● Excerpt to read
+-------+
D3 Histogram with Variable Data

Intro

Histograms are a type of bar chart that group elements within the range into buckets and then show their frequency. We are going to be working with the same weather data that we used to make a scatterplot earlier. Then we are going to be adding some animations and interactivity to our chart.

Building the Histogram

Let’s start with the basics, drawing the image, joining the data and creating an xScale to just get some rectangles on the page.

async function draw(el) {
  // Data
  const dataset = await d3.json('data.json')

  const xAccessor = d => d.currently.humidity

  // Dimensions
  let dimensions = {
    width: 800,
    height: 400,
    margins: 50
  };

  dimensions.containerWidth = dimensions.width - dimensions.margins * 2
  dimensions.containerHeight = dimensions.height - dimensions.margins * 2

  // Draw Image
  const svg = d3.select(el)
    .append("svg")
    .attr("width", dimensions.width)
    .attr("height", dimensions.height)

  const container = svg.append("g")
    .classed("container", true) 
    .attr(
      "transform",
      `translate(${dimensions.margins}, ${dimensions.margins})`
    )

  // Scales
  const xScale = d3.scaleLinear()
  .domain(d3.extent(dataset, xAccessor))
  .range([0, dimensions.containerWidth])
  .nice()
  
  // Draw Bars
  container.selectAll('rect')
    .data(dataset)
    .join('rect')
    .attr('width', 5)
    .attr('height', 100)
    .attr('x', d=> xScale(xAccessor(d)))
    .attr('y', 0)
}

draw("#chart")

bars

We haven’t yet grouped our data into buckets, or dealt with the y-axis at all.

.bin

The D3 bin function is our method to group our data into buckets (or bins). Let’s create a new function using this .bin method. The method requires that we pass in the domain of the data. We could simply repeat the .extent method that we used in the xScale

// Scales
  const xScale = d3.scaleLinear()
    .domain(d3.extent(dataset, xAccessor))    .range([0, dimensions.containerWidth])
    .nice()

  const bin = d3.bin()
    .domain(d3.extent(dataset, xAccessor))

However, since we have already calculated the domain, we can simply reference it from our xScale object

// Scales
  const xScale = d3.scaleLinear()
    .domain(d3.extent(dataset, xAccessor))
    .range([0, dimensions.containerWidth])
    .nice()

  const bin = d3.bin()
    .domain(xScale.domain())

and then we can feed in the other arguments that .bin requires and set our new dataset to a variable.

const bin = d3.bin()
  .domain(xScale.domain()) // data domain
  .value(xAccessor) // data values
  .thresholds(10) // number of buckets

const binnedDataset = bin(dataset)   

If we log the binnedDataset we can see the following

binned data log

We have these new x0 and x1 values. These represent the start and end of the bin relative to the data, which is humidity on a scale of 0-1. Remember that these data min and max values for each bucket are available.

Dynamic Width

In most histograms all the bars are of equal width, which means we could set the width of each bar with something simple like this.

  // Draw Bars
  container.selectAll('rect')
    .data(binnedDataset)
+-------+
● Stated exercise 1
In the D3 histogram tutorial, what number is passed to .thresholds to set the number of buckets?
The D3 histogram tutorial and the rows come from separate, unrelated sources.

● Supplied records
+-------+
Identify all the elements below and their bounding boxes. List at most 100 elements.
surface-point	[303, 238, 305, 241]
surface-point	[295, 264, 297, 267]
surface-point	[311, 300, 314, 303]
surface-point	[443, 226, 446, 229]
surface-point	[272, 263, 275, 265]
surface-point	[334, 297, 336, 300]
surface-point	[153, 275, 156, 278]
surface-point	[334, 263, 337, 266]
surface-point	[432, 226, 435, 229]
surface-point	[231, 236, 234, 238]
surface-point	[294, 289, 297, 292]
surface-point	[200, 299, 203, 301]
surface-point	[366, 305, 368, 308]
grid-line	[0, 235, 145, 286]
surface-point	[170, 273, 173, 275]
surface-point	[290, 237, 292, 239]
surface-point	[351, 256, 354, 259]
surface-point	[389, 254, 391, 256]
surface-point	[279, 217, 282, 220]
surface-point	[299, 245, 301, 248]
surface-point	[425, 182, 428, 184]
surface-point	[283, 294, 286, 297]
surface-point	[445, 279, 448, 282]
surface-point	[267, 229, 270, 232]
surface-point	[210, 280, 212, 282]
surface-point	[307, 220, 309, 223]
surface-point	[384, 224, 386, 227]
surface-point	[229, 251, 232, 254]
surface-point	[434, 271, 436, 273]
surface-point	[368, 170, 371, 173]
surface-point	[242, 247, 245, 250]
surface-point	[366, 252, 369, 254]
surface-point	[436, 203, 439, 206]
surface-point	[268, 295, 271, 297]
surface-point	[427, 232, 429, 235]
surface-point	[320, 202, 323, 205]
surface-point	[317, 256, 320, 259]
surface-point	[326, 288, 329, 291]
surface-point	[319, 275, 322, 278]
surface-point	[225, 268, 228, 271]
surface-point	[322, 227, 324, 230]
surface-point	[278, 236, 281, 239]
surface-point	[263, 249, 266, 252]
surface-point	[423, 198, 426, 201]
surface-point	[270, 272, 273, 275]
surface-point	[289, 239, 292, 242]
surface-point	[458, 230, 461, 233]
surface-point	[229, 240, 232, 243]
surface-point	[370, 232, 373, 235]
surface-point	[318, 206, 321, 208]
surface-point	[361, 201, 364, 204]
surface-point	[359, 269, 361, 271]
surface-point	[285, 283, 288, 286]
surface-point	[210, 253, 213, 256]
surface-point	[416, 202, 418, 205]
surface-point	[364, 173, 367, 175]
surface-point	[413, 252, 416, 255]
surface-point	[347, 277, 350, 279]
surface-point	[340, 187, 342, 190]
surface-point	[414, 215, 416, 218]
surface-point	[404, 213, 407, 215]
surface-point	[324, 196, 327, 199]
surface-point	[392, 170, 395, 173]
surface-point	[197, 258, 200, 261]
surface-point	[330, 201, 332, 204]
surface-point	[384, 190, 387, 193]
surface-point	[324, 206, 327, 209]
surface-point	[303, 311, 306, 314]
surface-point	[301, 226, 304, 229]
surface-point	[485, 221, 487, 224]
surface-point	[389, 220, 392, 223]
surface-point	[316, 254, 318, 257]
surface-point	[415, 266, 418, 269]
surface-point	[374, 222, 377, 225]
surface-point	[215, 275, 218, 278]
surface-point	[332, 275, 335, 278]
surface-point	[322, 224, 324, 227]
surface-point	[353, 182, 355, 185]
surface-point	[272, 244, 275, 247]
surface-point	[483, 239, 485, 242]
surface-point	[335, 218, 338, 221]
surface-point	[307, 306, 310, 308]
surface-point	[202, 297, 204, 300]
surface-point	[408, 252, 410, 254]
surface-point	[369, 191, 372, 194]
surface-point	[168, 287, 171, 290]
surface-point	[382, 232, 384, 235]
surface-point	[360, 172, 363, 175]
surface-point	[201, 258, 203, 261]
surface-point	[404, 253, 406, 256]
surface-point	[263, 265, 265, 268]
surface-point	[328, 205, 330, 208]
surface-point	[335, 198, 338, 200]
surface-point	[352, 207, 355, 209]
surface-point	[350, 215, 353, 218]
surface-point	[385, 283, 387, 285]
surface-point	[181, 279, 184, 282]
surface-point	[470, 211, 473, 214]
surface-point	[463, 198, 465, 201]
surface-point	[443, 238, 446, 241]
+-------+
● Stated exercise 2
Output the rows character for character, starting at the first row and ending at the row that contains "299, 203, 301]".

● Full output 1
10

● Full output 2
Identify all the elements below and their bounding boxes. List at most 100 elements.
surface-point	[303, 238, 305, 241]
surface-point	[295, 264, 297, 267]
surface-point	[311, 300, 314, 303]
surface-point	[443, 226, 446, 229]
surface-point	[272, 263, 275, 265]
surface-point	[334, 297, 336, 300]
surface-point	[153, 275, 156, 278]
surface-point	[334, 263, 337, 266]
surface-point	[432, 226, 435, 229]
surface-point	[231, 236, 234, 238]
surface-point	[294, 289, 297, 292]
surface-point	[200, 299, 203, 301]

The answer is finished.